[Start of DATA RECORDS]
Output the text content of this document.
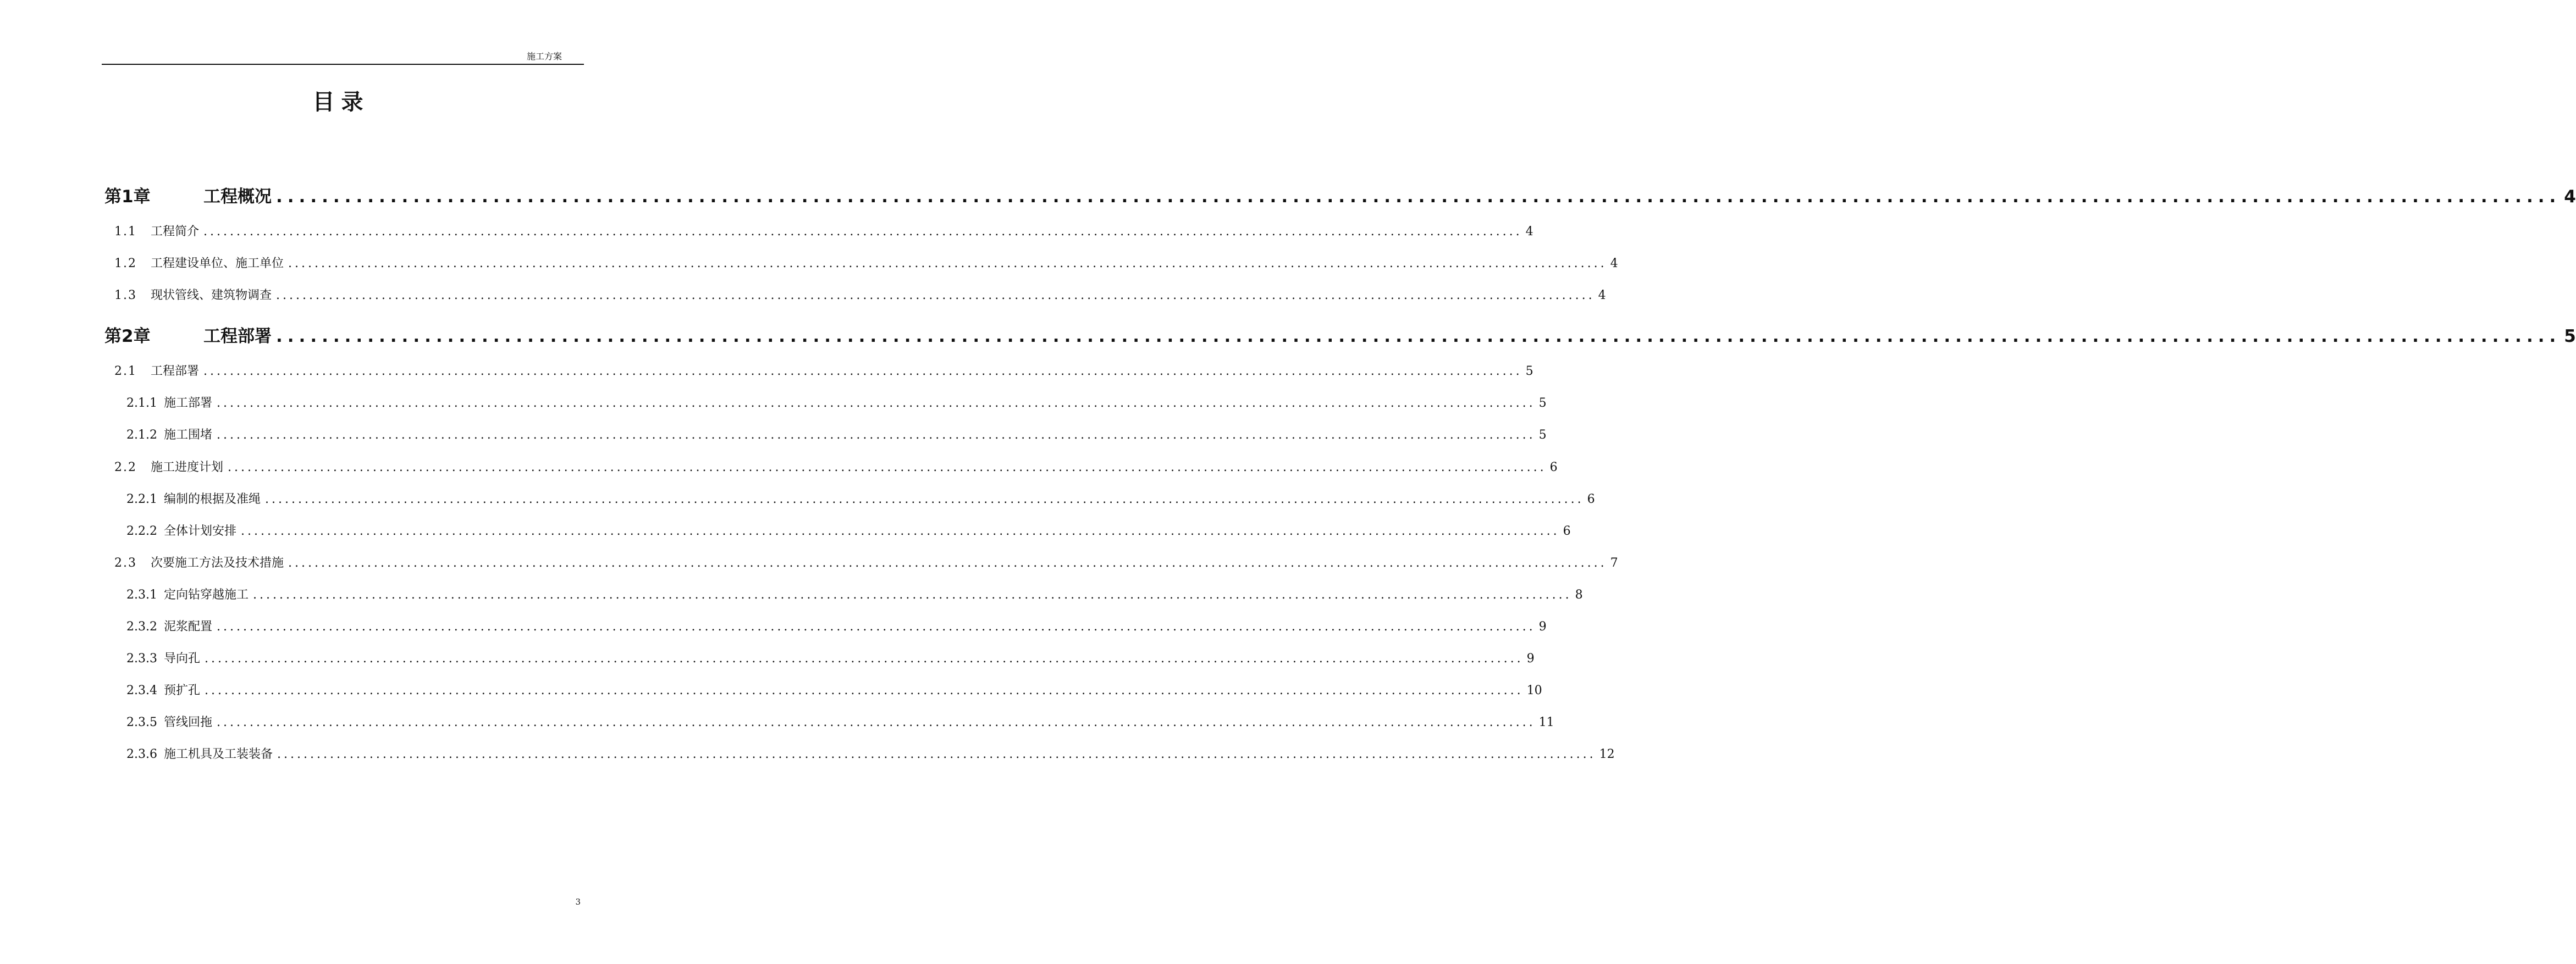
施工方案
目录
第1章	工程概况 ........................................................................................................................................................................................................ 4
1.1 工程简介 ........................................................................................................................................................................................................ 4
1.2 工程建设单位、施工单位 ........................................................................................................................................................................................................ 4
1.3 现状管线、建筑物调查 ........................................................................................................................................................................................................ 4
第2章	工程部署 ........................................................................................................................................................................................................ 5
2.1 工程部署 ........................................................................................................................................................................................................ 5
2.1.1 施工部署 ........................................................................................................................................................................................................ 5
2.1.2 施工围堵 ........................................................................................................................................................................................................ 5
2.2 施工进度计划 ........................................................................................................................................................................................................ 6
2.2.1 编制的根据及准绳 ........................................................................................................................................................................................................ 6
2.2.2 全体计划安排 ........................................................................................................................................................................................................ 6
2.3 次要施工方法及技术措施 ........................................................................................................................................................................................................ 7
2.3.1 定向钻穿越施工 ........................................................................................................................................................................................................ 8
2.3.2 泥浆配置 ........................................................................................................................................................................................................ 9
2.3.3 导向孔 ........................................................................................................................................................................................................ 9
2.3.4 预扩孔 ........................................................................................................................................................................................................ 10
2.3.5 管线回拖 ........................................................................................................................................................................................................ 11
2.3.6 施工机具及工装装备 ........................................................................................................................................................................................................ 12
3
[End of DATA RECORDS]
→ SHORT PROBLEM
Can you repeat every record above exactly, apart from the pictures?

→ RESULT OF THIS TASK
Output the text content of this document.
施工方案
目录
第1章	工程概况 ........................................................................................................................................................................................................ 4
1.1 工程简介 ........................................................................................................................................................................................................ 4
1.2 工程建设单位、施工单位 ........................................................................................................................................................................................................ 4
1.3 现状管线、建筑物调查 ........................................................................................................................................................................................................ 4
第2章	工程部署 ........................................................................................................................................................................................................ 5
2.1 工程部署 ........................................................................................................................................................................................................ 5
2.1.1 施工部署 ........................................................................................................................................................................................................ 5
2.1.2 施工围堵 ........................................................................................................................................................................................................ 5
2.2 施工进度计划 ........................................................................................................................................................................................................ 6
2.2.1 编制的根据及准绳 ........................................................................................................................................................................................................ 6
2.2.2 全体计划安排 ........................................................................................................................................................................................................ 6
2.3 次要施工方法及技术措施 ........................................................................................................................................................................................................ 7
2.3.1 定向钻穿越施工 ........................................................................................................................................................................................................ 8
2.3.2 泥浆配置 ........................................................................................................................................................................................................ 9
2.3.3 导向孔 ........................................................................................................................................................................................................ 9
2.3.4 预扩孔 ........................................................................................................................................................................................................ 10
2.3.5 管线回拖 ........................................................................................................................................................................................................ 11
2.3.6 施工机具及工装装备 ........................................................................................................................................................................................................ 12
3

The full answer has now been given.